(Stored data)
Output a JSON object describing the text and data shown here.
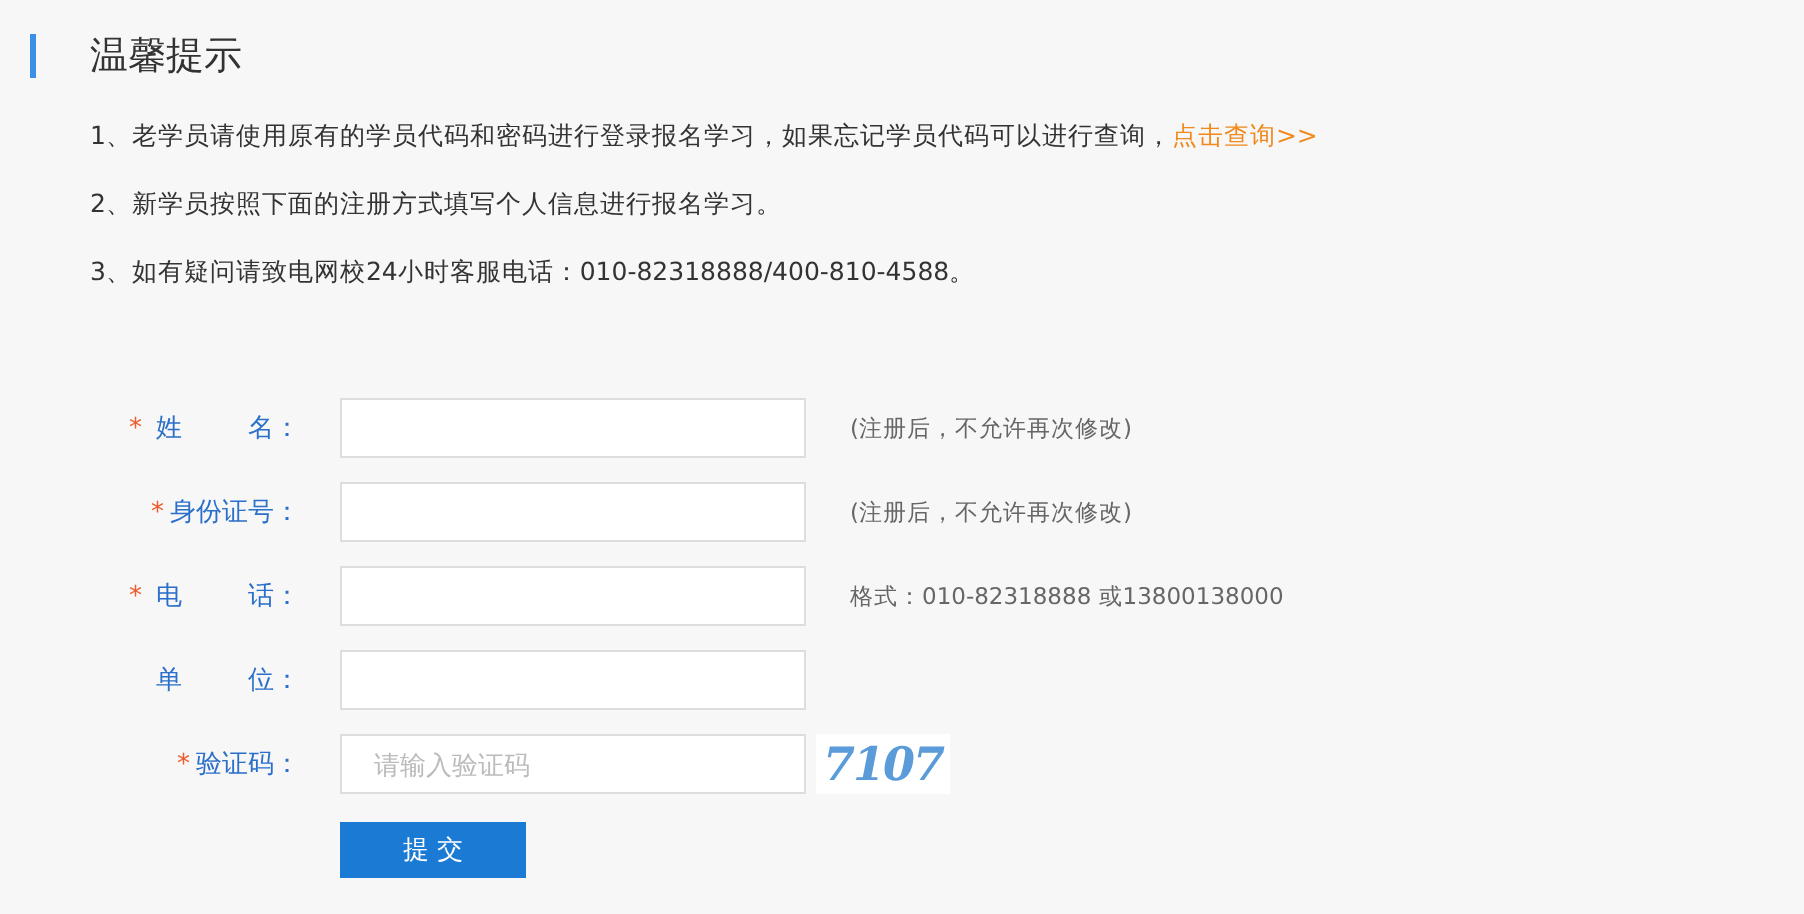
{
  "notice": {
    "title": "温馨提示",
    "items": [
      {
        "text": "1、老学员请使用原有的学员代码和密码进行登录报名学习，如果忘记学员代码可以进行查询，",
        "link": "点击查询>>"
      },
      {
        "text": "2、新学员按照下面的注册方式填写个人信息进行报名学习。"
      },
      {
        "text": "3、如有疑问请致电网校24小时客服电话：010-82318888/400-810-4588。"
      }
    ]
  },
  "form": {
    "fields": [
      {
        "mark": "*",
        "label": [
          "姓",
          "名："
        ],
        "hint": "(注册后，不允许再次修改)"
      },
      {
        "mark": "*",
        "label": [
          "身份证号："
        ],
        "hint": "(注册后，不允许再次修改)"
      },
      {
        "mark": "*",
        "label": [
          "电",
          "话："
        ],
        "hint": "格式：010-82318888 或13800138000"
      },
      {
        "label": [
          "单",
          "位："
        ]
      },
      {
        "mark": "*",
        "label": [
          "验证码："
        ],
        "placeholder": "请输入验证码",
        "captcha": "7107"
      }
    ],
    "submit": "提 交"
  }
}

What is needed:
All the lines above are to be reproduced exactly, except the pictures.

Finished exercise:
Output a JSON object describing the text and data shown here.
{
  "notice": {
    "title": "温馨提示",
    "items": [
      {
        "text": "1、老学员请使用原有的学员代码和密码进行登录报名学习，如果忘记学员代码可以进行查询，",
        "link": "点击查询>>"
      },
      {
        "text": "2、新学员按照下面的注册方式填写个人信息进行报名学习。"
      },
      {
        "text": "3、如有疑问请致电网校24小时客服电话：010-82318888/400-810-4588。"
      }
    ]
  },
  "form": {
    "fields": [
      {
        "mark": "*",
        "label": [
          "姓",
          "名："
        ],
        "hint": "(注册后，不允许再次修改)"
      },
      {
        "mark": "*",
        "label": [
          "身份证号："
        ],
        "hint": "(注册后，不允许再次修改)"
      },
      {
        "mark": "*",
        "label": [
          "电",
          "话："
        ],
        "hint": "格式：010-82318888 或13800138000"
      },
      {
        "label": [
          "单",
          "位："
        ]
      },
      {
        "mark": "*",
        "label": [
          "验证码："
        ],
        "placeholder": "请输入验证码",
        "captcha": "7107"
      }
    ],
    "submit": "提 交"
  }
}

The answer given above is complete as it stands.